# The data start

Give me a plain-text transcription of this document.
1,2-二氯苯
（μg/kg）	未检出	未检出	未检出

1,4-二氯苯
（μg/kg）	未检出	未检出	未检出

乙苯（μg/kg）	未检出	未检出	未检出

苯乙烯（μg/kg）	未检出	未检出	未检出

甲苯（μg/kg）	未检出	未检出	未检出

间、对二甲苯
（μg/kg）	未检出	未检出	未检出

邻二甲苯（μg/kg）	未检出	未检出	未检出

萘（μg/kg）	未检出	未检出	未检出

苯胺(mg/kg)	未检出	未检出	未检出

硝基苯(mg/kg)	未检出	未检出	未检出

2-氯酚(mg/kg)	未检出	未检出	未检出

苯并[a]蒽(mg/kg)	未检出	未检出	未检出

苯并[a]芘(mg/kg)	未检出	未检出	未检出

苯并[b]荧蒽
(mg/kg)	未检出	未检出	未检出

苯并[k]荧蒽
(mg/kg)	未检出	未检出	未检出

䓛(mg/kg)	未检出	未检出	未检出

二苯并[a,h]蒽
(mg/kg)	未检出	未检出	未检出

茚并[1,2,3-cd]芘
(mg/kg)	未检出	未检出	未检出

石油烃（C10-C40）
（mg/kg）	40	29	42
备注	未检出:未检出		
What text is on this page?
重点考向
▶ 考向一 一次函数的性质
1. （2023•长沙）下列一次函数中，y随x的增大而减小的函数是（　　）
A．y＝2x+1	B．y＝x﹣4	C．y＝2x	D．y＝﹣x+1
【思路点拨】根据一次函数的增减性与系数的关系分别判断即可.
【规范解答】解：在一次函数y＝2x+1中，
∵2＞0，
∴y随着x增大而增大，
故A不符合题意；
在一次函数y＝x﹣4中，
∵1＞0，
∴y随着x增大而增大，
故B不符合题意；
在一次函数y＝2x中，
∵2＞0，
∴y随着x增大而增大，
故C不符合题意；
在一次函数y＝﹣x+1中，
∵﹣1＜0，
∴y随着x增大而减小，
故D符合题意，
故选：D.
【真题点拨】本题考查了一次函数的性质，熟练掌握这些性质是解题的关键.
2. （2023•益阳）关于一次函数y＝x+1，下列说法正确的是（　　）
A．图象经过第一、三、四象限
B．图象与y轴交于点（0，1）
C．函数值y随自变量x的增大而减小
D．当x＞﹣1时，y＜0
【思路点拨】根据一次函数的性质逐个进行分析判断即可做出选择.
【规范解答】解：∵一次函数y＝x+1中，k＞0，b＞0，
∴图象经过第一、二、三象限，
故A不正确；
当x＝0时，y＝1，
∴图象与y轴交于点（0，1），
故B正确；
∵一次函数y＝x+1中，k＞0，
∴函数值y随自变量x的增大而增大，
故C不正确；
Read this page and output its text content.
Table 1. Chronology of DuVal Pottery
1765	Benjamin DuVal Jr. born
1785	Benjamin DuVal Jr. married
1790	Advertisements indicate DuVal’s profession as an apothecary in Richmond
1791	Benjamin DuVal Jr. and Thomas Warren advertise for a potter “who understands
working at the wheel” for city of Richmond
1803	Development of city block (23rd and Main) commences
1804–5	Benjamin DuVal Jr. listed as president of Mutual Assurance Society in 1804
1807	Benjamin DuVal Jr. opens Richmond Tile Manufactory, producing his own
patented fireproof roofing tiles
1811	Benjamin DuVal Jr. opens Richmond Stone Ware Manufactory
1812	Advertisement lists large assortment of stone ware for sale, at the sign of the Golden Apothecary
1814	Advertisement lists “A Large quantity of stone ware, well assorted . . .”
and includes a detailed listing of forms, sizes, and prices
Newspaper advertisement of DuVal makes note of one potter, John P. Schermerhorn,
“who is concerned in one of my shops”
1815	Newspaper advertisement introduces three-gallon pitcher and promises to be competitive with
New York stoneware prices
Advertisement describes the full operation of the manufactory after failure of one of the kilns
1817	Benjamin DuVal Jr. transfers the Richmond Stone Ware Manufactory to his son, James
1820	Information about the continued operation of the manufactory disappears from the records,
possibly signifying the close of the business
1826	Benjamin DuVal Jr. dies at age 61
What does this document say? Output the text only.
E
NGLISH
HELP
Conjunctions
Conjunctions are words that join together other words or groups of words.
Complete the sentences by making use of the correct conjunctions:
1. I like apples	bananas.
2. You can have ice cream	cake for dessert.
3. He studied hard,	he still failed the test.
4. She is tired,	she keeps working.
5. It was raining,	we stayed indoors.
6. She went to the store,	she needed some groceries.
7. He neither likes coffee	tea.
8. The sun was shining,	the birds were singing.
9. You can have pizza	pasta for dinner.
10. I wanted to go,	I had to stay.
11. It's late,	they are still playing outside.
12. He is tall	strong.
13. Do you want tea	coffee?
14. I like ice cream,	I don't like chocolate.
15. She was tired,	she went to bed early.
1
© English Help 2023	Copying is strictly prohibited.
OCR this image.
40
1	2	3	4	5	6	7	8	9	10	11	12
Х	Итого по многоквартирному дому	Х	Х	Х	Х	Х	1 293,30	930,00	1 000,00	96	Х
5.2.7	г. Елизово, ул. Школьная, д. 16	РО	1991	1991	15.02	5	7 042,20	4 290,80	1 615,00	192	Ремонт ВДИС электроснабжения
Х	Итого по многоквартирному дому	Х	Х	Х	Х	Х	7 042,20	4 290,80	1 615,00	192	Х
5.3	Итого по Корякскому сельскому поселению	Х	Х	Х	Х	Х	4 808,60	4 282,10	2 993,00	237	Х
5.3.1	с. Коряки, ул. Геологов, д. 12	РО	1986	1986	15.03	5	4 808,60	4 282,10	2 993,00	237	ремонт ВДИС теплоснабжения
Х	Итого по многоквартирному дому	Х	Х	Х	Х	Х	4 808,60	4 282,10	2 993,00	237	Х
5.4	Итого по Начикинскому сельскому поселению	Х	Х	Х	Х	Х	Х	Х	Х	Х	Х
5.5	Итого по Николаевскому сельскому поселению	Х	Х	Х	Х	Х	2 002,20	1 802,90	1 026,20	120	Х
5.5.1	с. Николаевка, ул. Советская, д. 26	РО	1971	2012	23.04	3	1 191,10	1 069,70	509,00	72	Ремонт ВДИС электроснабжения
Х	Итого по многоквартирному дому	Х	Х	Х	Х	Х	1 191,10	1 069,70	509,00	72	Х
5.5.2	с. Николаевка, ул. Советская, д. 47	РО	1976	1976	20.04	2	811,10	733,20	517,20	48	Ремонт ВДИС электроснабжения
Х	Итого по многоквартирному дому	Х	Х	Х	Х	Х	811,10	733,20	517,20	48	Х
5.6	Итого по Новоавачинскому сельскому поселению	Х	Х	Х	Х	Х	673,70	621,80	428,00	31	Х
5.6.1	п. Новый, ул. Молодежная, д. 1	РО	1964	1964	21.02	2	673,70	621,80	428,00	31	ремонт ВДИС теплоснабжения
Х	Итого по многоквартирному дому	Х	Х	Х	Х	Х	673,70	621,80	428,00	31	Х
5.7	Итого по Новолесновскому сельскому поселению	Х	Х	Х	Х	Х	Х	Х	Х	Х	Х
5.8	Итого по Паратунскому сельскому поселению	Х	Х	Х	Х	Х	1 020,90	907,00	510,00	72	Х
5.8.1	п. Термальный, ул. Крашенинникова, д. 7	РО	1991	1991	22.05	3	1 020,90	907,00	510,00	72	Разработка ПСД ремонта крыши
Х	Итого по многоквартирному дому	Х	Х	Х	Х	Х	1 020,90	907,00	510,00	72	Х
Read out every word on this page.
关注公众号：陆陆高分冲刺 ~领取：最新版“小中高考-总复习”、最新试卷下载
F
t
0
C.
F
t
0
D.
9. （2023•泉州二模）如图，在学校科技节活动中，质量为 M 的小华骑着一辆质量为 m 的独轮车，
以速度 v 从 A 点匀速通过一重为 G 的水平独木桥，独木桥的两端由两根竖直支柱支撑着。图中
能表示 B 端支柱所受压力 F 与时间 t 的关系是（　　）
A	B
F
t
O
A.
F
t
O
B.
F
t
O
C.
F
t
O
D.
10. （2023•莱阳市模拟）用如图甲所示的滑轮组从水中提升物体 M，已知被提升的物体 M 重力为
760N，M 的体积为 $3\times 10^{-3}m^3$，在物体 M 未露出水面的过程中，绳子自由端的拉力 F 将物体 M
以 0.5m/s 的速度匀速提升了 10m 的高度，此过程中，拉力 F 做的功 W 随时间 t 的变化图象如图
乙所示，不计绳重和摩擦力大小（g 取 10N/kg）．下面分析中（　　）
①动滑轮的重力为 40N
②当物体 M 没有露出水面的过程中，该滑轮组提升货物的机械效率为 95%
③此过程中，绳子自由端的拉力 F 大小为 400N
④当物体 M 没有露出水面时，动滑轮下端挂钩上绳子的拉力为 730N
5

# The data end

▶ [The problem]: Tally the lines of the listing in which the word "поселению" occurs, and state the total alone.

▶ [Correct output]: 6